## SHORT EXERCISE
The exercise asks for every line of the data to be reproduced exactly.

## DATA EXTRACT
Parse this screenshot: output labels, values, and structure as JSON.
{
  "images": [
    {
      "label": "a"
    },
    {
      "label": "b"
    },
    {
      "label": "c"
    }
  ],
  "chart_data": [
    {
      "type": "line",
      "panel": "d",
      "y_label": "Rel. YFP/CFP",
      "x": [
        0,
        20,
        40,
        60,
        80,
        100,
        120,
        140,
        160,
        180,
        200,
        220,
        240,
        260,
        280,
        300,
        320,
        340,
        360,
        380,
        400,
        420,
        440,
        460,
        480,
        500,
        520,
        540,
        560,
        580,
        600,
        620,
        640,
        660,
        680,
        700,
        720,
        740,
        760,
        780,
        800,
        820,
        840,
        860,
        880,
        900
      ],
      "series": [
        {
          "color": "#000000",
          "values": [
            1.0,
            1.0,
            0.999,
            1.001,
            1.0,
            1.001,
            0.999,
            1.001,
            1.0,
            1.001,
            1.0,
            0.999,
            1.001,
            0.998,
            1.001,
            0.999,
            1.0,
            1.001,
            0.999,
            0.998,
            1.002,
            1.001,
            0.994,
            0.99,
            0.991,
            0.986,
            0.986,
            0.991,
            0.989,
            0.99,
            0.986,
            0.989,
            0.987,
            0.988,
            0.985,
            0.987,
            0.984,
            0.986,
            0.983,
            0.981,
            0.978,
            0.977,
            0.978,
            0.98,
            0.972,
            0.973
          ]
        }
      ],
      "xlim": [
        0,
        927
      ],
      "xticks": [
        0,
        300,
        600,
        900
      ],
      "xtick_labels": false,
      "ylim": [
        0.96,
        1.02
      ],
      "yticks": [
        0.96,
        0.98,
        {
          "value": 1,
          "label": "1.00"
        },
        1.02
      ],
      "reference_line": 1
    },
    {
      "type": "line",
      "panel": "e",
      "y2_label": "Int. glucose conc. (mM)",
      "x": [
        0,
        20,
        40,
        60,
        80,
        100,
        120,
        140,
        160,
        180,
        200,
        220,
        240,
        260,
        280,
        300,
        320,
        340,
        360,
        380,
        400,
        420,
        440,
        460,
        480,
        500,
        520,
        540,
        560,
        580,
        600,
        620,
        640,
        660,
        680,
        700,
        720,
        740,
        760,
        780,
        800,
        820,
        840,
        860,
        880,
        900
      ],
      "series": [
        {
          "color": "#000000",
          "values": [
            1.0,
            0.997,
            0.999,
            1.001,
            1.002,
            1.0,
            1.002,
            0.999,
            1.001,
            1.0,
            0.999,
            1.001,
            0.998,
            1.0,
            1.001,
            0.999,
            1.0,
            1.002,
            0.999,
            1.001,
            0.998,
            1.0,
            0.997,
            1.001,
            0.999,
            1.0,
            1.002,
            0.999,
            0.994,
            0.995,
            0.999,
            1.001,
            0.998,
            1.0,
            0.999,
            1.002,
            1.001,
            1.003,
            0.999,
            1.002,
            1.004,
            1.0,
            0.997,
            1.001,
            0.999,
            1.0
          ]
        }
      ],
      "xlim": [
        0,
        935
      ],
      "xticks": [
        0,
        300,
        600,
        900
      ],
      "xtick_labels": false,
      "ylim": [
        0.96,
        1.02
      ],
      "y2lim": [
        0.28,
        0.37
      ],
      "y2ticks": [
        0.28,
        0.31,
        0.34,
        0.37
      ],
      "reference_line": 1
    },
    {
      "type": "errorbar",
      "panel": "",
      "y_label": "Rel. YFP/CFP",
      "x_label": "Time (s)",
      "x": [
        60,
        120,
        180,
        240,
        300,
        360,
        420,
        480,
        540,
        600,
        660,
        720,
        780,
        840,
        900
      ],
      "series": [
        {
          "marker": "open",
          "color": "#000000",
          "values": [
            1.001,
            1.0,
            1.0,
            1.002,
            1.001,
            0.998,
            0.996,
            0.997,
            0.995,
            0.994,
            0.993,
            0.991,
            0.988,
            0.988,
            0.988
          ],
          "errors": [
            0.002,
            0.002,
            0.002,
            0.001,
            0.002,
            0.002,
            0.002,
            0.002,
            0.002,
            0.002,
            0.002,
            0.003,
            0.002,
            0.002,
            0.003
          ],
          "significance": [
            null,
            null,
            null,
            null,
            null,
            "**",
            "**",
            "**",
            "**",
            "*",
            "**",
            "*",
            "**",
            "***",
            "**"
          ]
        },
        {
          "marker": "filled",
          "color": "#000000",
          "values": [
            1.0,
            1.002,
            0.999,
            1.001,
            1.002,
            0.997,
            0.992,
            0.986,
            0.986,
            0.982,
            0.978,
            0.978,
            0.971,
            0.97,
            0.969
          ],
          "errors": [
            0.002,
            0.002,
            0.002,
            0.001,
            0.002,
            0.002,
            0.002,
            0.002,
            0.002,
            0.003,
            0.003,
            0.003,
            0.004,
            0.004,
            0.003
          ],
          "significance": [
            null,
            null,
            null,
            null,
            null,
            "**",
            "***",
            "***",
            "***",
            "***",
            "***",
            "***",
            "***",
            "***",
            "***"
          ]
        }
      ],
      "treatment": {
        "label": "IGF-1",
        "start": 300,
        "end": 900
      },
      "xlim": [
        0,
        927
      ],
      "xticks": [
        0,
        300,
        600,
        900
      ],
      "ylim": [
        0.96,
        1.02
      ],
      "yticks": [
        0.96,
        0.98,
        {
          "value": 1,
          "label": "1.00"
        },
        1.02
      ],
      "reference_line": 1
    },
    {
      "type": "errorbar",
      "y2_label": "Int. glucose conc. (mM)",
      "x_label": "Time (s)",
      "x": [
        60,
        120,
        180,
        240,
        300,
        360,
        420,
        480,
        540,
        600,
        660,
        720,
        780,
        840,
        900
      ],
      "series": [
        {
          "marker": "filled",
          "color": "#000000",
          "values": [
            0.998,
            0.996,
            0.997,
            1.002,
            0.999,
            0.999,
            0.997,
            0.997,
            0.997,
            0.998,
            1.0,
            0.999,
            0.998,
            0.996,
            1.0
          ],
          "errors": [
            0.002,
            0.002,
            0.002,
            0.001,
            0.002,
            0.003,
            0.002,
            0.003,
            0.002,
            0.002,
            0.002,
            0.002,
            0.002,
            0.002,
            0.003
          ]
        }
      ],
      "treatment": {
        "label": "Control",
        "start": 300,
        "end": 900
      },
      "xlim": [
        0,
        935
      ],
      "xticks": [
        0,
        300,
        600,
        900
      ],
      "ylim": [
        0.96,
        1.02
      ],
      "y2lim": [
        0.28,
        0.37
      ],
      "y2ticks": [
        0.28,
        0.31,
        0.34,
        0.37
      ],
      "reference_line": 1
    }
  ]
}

## WORKED SOLUTION
Parse this screenshot: output labels, values, and structure as JSON.
{
  "images": [
    {
      "label": "a"
    },
    {
      "label": "b"
    },
    {
      "label": "c"
    }
  ],
  "chart_data": [
    {
      "type": "line",
      "panel": "d",
      "y_label": "Rel. YFP/CFP",
      "x": [
        0,
        20,
        40,
        60,
        80,
        100,
        120,
        140,
        160,
        180,
        200,
        220,
        240,
        260,
        280,
        300,
        320,
        340,
        360,
        380,
        400,
        420,
        440,
        460,
        480,
        500,
        520,
        540,
        560,
        580,
        600,
        620,
        640,
        660,
        680,
        700,
        720,
        740,
        760,
        780,
        800,
        820,
        840,
        860,
        880,
        900
      ],
      "series": [
        {
          "color": "#000000",
          "values": [
            1.0,
            1.0,
            0.999,
            1.001,
            1.0,
            1.001,
            0.999,
            1.001,
            1.0,
            1.001,
            1.0,
            0.999,
            1.001,
            0.998,
            1.001,
            0.999,
            1.0,
            1.001,
            0.999,
            0.998,
            1.002,
            1.001,
            0.994,
            0.99,
            0.991,
            0.986,
            0.986,
            0.991,
            0.989,
            0.99,
            0.986,
            0.989,
            0.987,
            0.988,
            0.985,
            0.987,
            0.984,
            0.986,
            0.983,
            0.981,
            0.978,
            0.977,
            0.978,
            0.98,
            0.972,
            0.973
          ]
        }
      ],
      "xlim": [
        0,
        927
      ],
      "xticks": [
        0,
        300,
        600,
        900
      ],
      "xtick_labels": false,
      "ylim": [
        0.96,
        1.02
      ],
      "yticks": [
        0.96,
        0.98,
        {
          "value": 1,
          "label": "1.00"
        },
        1.02
      ],
      "reference_line": 1
    },
    {
      "type": "line",
      "panel": "e",
      "y2_label": "Int. glucose conc. (mM)",
      "x": [
        0,
        20,
        40,
        60,
        80,
        100,
        120,
        140,
        160,
        180,
        200,
        220,
        240,
        260,
        280,
        300,
        320,
        340,
        360,
        380,
        400,
        420,
        440,
        460,
        480,
        500,
        520,
        540,
        560,
        580,
        600,
        620,
        640,
        660,
        680,
        700,
        720,
        740,
        760,
        780,
        800,
        820,
        840,
        860,
        880,
        900
      ],
      "series": [
        {
          "color": "#000000",
          "values": [
            1.0,
            0.997,
            0.999,
            1.001,
            1.002,
            1.0,
            1.002,
            0.999,
            1.001,
            1.0,
            0.999,
            1.001,
            0.998,
            1.0,
            1.001,
            0.999,
            1.0,
            1.002,
            0.999,
            1.001,
            0.998,
            1.0,
            0.997,
            1.001,
            0.999,
            1.0,
            1.002,
            0.999,
            0.994,
            0.995,
            0.999,
            1.001,
            0.998,
            1.0,
            0.999,
            1.002,
            1.001,
            1.003,
            0.999,
            1.002,
            1.004,
            1.0,
            0.997,
            1.001,
            0.999,
            1.0
          ]
        }
      ],
      "xlim": [
        0,
        935
      ],
      "xticks": [
        0,
        300,
        600,
        900
      ],
      "xtick_labels": false,
      "ylim": [
        0.96,
        1.02
      ],
      "y2lim": [
        0.28,
        0.37
      ],
      "y2ticks": [
        0.28,
        0.31,
        0.34,
        0.37
      ],
      "reference_line": 1
    },
    {
      "type": "errorbar",
      "panel": "",
      "y_label": "Rel. YFP/CFP",
      "x_label": "Time (s)",
      "x": [
        60,
        120,
        180,
        240,
        300,
        360,
        420,
        480,
        540,
        600,
        660,
        720,
        780,
        840,
        900
      ],
      "series": [
        {
          "marker": "open",
          "color": "#000000",
          "values": [
            1.001,
            1.0,
            1.0,
            1.002,
            1.001,
            0.998,
            0.996,
            0.997,
            0.995,
            0.994,
            0.993,
            0.991,
            0.988,
            0.988,
            0.988
          ],
          "errors": [
            0.002,
            0.002,
            0.002,
            0.001,
            0.002,
            0.002,
            0.002,
            0.002,
            0.002,
            0.002,
            0.002,
            0.003,
            0.002,
            0.002,
            0.003
          ],
          "significance": [
            null,
            null,
            null,
            null,
            null,
            "**",
            "**",
            "**",
            "**",
            "*",
            "**",
            "*",
            "**",
            "***",
            "**"
          ]
        },
        {
          "marker": "filled",
          "color": "#000000",
          "values": [
            1.0,
            1.002,
            0.999,
            1.001,
            1.002,
            0.997,
            0.992,
            0.986,
            0.986,
            0.982,
            0.978,
            0.978,
            0.971,
            0.97,
            0.969
          ],
          "errors": [
            0.002,
            0.002,
            0.002,
            0.001,
            0.002,
            0.002,
            0.002,
            0.002,
            0.002,
            0.003,
            0.003,
            0.003,
            0.004,
            0.004,
            0.003
          ],
          "significance": [
            null,
            null,
            null,
            null,
            null,
            "**",
            "***",
            "***",
            "***",
            "***",
            "***",
            "***",
            "***",
            "***",
            "***"
          ]
        }
      ],
      "treatment": {
        "label": "IGF-1",
        "start": 300,
        "end": 900
      },
      "xlim": [
        0,
        927
      ],
      "xticks": [
        0,
        300,
        600,
        900
      ],
      "ylim": [
        0.96,
        1.02
      ],
      "yticks": [
        0.96,
        0.98,
        {
          "value": 1,
          "label": "1.00"
        },
        1.02
      ],
      "reference_line": 1
    },
    {
      "type": "errorbar",
      "y2_label": "Int. glucose conc. (mM)",
      "x_label": "Time (s)",
      "x": [
        60,
        120,
        180,
        240,
        300,
        360,
        420,
        480,
        540,
        600,
        660,
        720,
        780,
        840,
        900
      ],
      "series": [
        {
          "marker": "filled",
          "color": "#000000",
          "values": [
            0.998,
            0.996,
            0.997,
            1.002,
            0.999,
            0.999,
            0.997,
            0.997,
            0.997,
            0.998,
            1.0,
            0.999,
            0.998,
            0.996,
            1.0
          ],
          "errors": [
            0.002,
            0.002,
            0.002,
            0.001,
            0.002,
            0.003,
            0.002,
            0.003,
            0.002,
            0.002,
            0.002,
            0.002,
            0.002,
            0.002,
            0.003
          ]
        }
      ],
      "treatment": {
        "label": "Control",
        "start": 300,
        "end": 900
      },
      "xlim": [
        0,
        935
      ],
      "xticks": [
        0,
        300,
        600,
        900
      ],
      "ylim": [
        0.96,
        1.02
      ],
      "y2lim": [
        0.28,
        0.37
      ],
      "y2ticks": [
        0.28,
        0.31,
        0.34,
        0.37
      ],
      "reference_line": 1
    }
  ]
}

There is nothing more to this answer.